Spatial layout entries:
==*==

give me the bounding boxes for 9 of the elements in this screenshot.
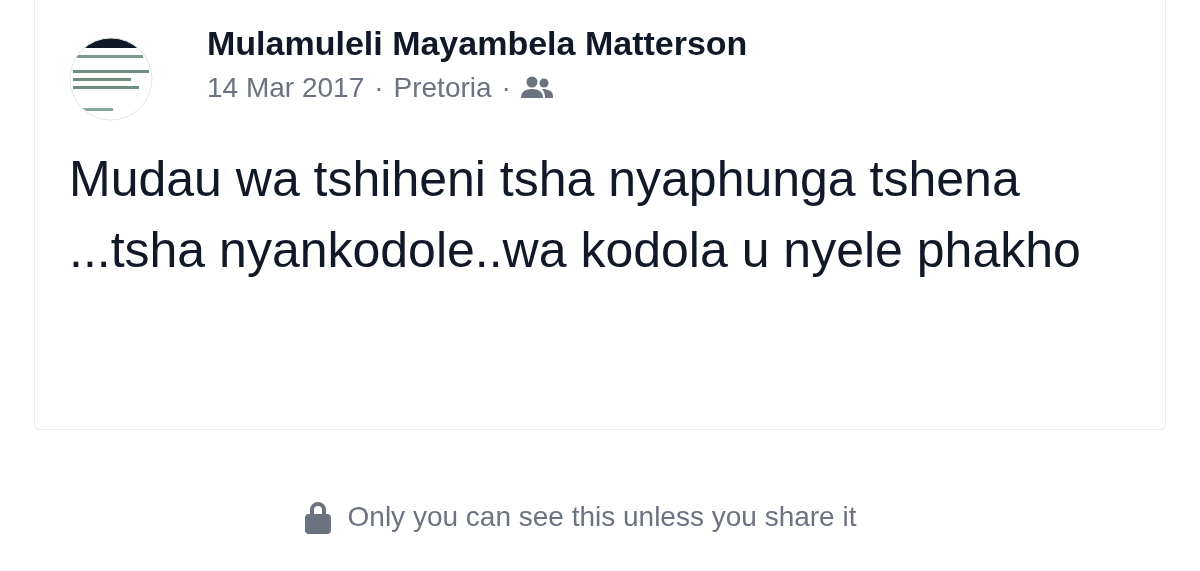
lock-icon [303, 500, 332, 534]
post-date[interactable]: 14 Mar 2017 [207, 68, 365, 108]
separator-dot: · [501, 71, 511, 105]
post-text: Mudau wa tshiheni tsha nyaphunga tshena ...tsha nyankodole..wa kodola u nyele phakho [69, 150, 1082, 280]
separator-dot: · [374, 71, 384, 105]
friends-icon[interactable] [520, 76, 553, 100]
privacy-note: Only you can see this unless you share it [347, 500, 857, 534]
post-location[interactable]: Pretoria [393, 68, 492, 108]
author-name[interactable]: Mulamuleli Mayambela Matterson [207, 20, 748, 66]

==*==

GIVEN PROBLEM –
How many of the lines above contain the string "interactable", with case counting? Reply with the number only.

ANSWER FOR THIS EXERCISE –
4